_BRIEF_. Please transcribe the records precisely; pictures stay out of your copy.
* * *
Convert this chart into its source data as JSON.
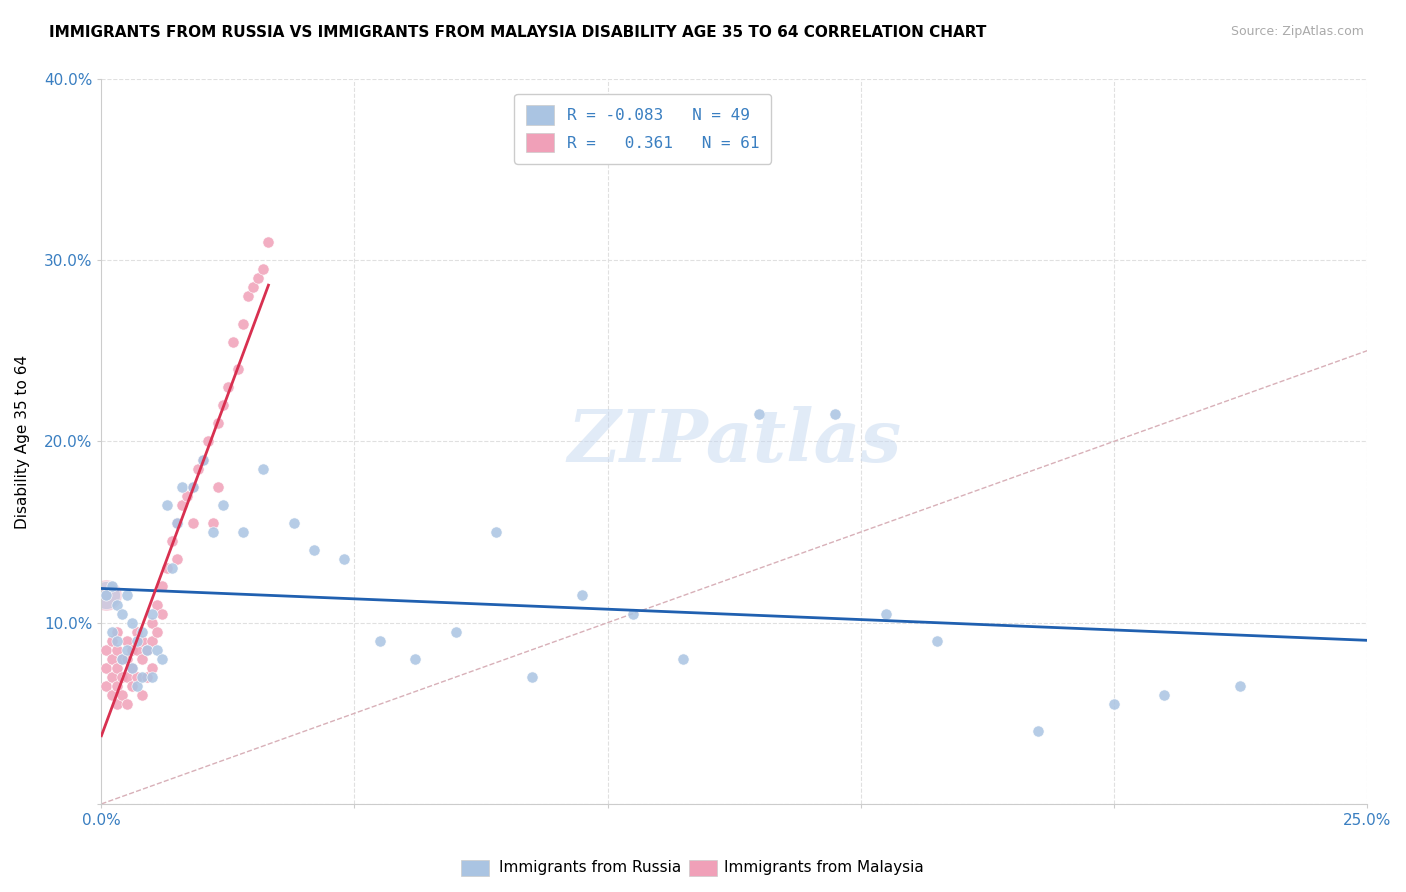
{
  "title": "IMMIGRANTS FROM RUSSIA VS IMMIGRANTS FROM MALAYSIA DISABILITY AGE 35 TO 64 CORRELATION CHART",
  "source": "Source: ZipAtlas.com",
  "ylabel": "Disability Age 35 to 64",
  "xlim": [
    0.0,
    0.25
  ],
  "ylim": [
    0.0,
    0.4
  ],
  "xticks": [
    0.0,
    0.05,
    0.1,
    0.15,
    0.2,
    0.25
  ],
  "yticks": [
    0.0,
    0.1,
    0.2,
    0.3,
    0.4
  ],
  "xticklabels": [
    "0.0%",
    "",
    "",
    "",
    "",
    "25.0%"
  ],
  "yticklabels": [
    "",
    "10.0%",
    "20.0%",
    "30.0%",
    "40.0%"
  ],
  "legend_r_russia": "-0.083",
  "legend_n_russia": "49",
  "legend_r_malaysia": "0.361",
  "legend_n_malaysia": "61",
  "russia_color": "#aac4e2",
  "malaysia_color": "#f0a0b8",
  "russia_line_color": "#2060b0",
  "malaysia_line_color": "#d83050",
  "watermark": "ZIPatlas",
  "russia_x": [
    0.001,
    0.002,
    0.002,
    0.003,
    0.003,
    0.004,
    0.004,
    0.005,
    0.005,
    0.006,
    0.006,
    0.007,
    0.007,
    0.008,
    0.008,
    0.009,
    0.01,
    0.01,
    0.011,
    0.012,
    0.013,
    0.014,
    0.015,
    0.016,
    0.018,
    0.02,
    0.022,
    0.024,
    0.028,
    0.032,
    0.038,
    0.042,
    0.048,
    0.055,
    0.062,
    0.07,
    0.078,
    0.085,
    0.095,
    0.105,
    0.115,
    0.13,
    0.145,
    0.155,
    0.165,
    0.185,
    0.2,
    0.21,
    0.225
  ],
  "russia_y": [
    0.115,
    0.12,
    0.095,
    0.11,
    0.09,
    0.105,
    0.08,
    0.115,
    0.085,
    0.1,
    0.075,
    0.09,
    0.065,
    0.095,
    0.07,
    0.085,
    0.105,
    0.07,
    0.085,
    0.08,
    0.165,
    0.13,
    0.155,
    0.175,
    0.175,
    0.19,
    0.15,
    0.165,
    0.15,
    0.185,
    0.155,
    0.14,
    0.135,
    0.09,
    0.08,
    0.095,
    0.15,
    0.07,
    0.115,
    0.105,
    0.08,
    0.215,
    0.215,
    0.105,
    0.09,
    0.04,
    0.055,
    0.06,
    0.065
  ],
  "malaysia_x": [
    0.001,
    0.001,
    0.001,
    0.002,
    0.002,
    0.002,
    0.002,
    0.003,
    0.003,
    0.003,
    0.003,
    0.003,
    0.004,
    0.004,
    0.004,
    0.005,
    0.005,
    0.005,
    0.005,
    0.006,
    0.006,
    0.006,
    0.007,
    0.007,
    0.007,
    0.008,
    0.008,
    0.008,
    0.009,
    0.009,
    0.01,
    0.01,
    0.01,
    0.011,
    0.011,
    0.012,
    0.012,
    0.013,
    0.014,
    0.015,
    0.015,
    0.016,
    0.017,
    0.018,
    0.018,
    0.019,
    0.02,
    0.021,
    0.022,
    0.023,
    0.023,
    0.024,
    0.025,
    0.026,
    0.027,
    0.028,
    0.029,
    0.03,
    0.031,
    0.032,
    0.033
  ],
  "malaysia_y": [
    0.085,
    0.075,
    0.065,
    0.09,
    0.08,
    0.07,
    0.06,
    0.095,
    0.085,
    0.075,
    0.065,
    0.055,
    0.08,
    0.07,
    0.06,
    0.09,
    0.08,
    0.07,
    0.055,
    0.085,
    0.075,
    0.065,
    0.095,
    0.085,
    0.07,
    0.09,
    0.08,
    0.06,
    0.085,
    0.07,
    0.1,
    0.09,
    0.075,
    0.11,
    0.095,
    0.12,
    0.105,
    0.13,
    0.145,
    0.155,
    0.135,
    0.165,
    0.17,
    0.175,
    0.155,
    0.185,
    0.19,
    0.2,
    0.155,
    0.21,
    0.175,
    0.22,
    0.23,
    0.255,
    0.24,
    0.265,
    0.28,
    0.285,
    0.29,
    0.295,
    0.31
  ],
  "malaysia_large_x": [
    0.001
  ],
  "malaysia_large_y": [
    0.115
  ],
  "russia_large_x": [
    0.001
  ],
  "russia_large_y": [
    0.115
  ]
}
* * *
_TASK RESPONSE_.
Convert this chart into its source data as JSON.
{
  "title": "IMMIGRANTS FROM RUSSIA VS IMMIGRANTS FROM MALAYSIA DISABILITY AGE 35 TO 64 CORRELATION CHART",
  "source": "Source: ZipAtlas.com",
  "ylabel": "Disability Age 35 to 64",
  "xlim": [
    0.0,
    0.25
  ],
  "ylim": [
    0.0,
    0.4
  ],
  "xticks": [
    0.0,
    0.05,
    0.1,
    0.15,
    0.2,
    0.25
  ],
  "yticks": [
    0.0,
    0.1,
    0.2,
    0.3,
    0.4
  ],
  "xticklabels": [
    "0.0%",
    "",
    "",
    "",
    "",
    "25.0%"
  ],
  "yticklabels": [
    "",
    "10.0%",
    "20.0%",
    "30.0%",
    "40.0%"
  ],
  "legend_r_russia": "-0.083",
  "legend_n_russia": "49",
  "legend_r_malaysia": "0.361",
  "legend_n_malaysia": "61",
  "russia_color": "#aac4e2",
  "malaysia_color": "#f0a0b8",
  "russia_line_color": "#2060b0",
  "malaysia_line_color": "#d83050",
  "watermark": "ZIPatlas",
  "russia_x": [
    0.001,
    0.002,
    0.002,
    0.003,
    0.003,
    0.004,
    0.004,
    0.005,
    0.005,
    0.006,
    0.006,
    0.007,
    0.007,
    0.008,
    0.008,
    0.009,
    0.01,
    0.01,
    0.011,
    0.012,
    0.013,
    0.014,
    0.015,
    0.016,
    0.018,
    0.02,
    0.022,
    0.024,
    0.028,
    0.032,
    0.038,
    0.042,
    0.048,
    0.055,
    0.062,
    0.07,
    0.078,
    0.085,
    0.095,
    0.105,
    0.115,
    0.13,
    0.145,
    0.155,
    0.165,
    0.185,
    0.2,
    0.21,
    0.225
  ],
  "russia_y": [
    0.115,
    0.12,
    0.095,
    0.11,
    0.09,
    0.105,
    0.08,
    0.115,
    0.085,
    0.1,
    0.075,
    0.09,
    0.065,
    0.095,
    0.07,
    0.085,
    0.105,
    0.07,
    0.085,
    0.08,
    0.165,
    0.13,
    0.155,
    0.175,
    0.175,
    0.19,
    0.15,
    0.165,
    0.15,
    0.185,
    0.155,
    0.14,
    0.135,
    0.09,
    0.08,
    0.095,
    0.15,
    0.07,
    0.115,
    0.105,
    0.08,
    0.215,
    0.215,
    0.105,
    0.09,
    0.04,
    0.055,
    0.06,
    0.065
  ],
  "malaysia_x": [
    0.001,
    0.001,
    0.001,
    0.002,
    0.002,
    0.002,
    0.002,
    0.003,
    0.003,
    0.003,
    0.003,
    0.003,
    0.004,
    0.004,
    0.004,
    0.005,
    0.005,
    0.005,
    0.005,
    0.006,
    0.006,
    0.006,
    0.007,
    0.007,
    0.007,
    0.008,
    0.008,
    0.008,
    0.009,
    0.009,
    0.01,
    0.01,
    0.01,
    0.011,
    0.011,
    0.012,
    0.012,
    0.013,
    0.014,
    0.015,
    0.015,
    0.016,
    0.017,
    0.018,
    0.018,
    0.019,
    0.02,
    0.021,
    0.022,
    0.023,
    0.023,
    0.024,
    0.025,
    0.026,
    0.027,
    0.028,
    0.029,
    0.03,
    0.031,
    0.032,
    0.033
  ],
  "malaysia_y": [
    0.085,
    0.075,
    0.065,
    0.09,
    0.08,
    0.07,
    0.06,
    0.095,
    0.085,
    0.075,
    0.065,
    0.055,
    0.08,
    0.07,
    0.06,
    0.09,
    0.08,
    0.07,
    0.055,
    0.085,
    0.075,
    0.065,
    0.095,
    0.085,
    0.07,
    0.09,
    0.08,
    0.06,
    0.085,
    0.07,
    0.1,
    0.09,
    0.075,
    0.11,
    0.095,
    0.12,
    0.105,
    0.13,
    0.145,
    0.155,
    0.135,
    0.165,
    0.17,
    0.175,
    0.155,
    0.185,
    0.19,
    0.2,
    0.155,
    0.21,
    0.175,
    0.22,
    0.23,
    0.255,
    0.24,
    0.265,
    0.28,
    0.285,
    0.29,
    0.295,
    0.31
  ],
  "malaysia_large_x": [
    0.001
  ],
  "malaysia_large_y": [
    0.115
  ],
  "russia_large_x": [
    0.001
  ],
  "russia_large_y": [
    0.115
  ]
}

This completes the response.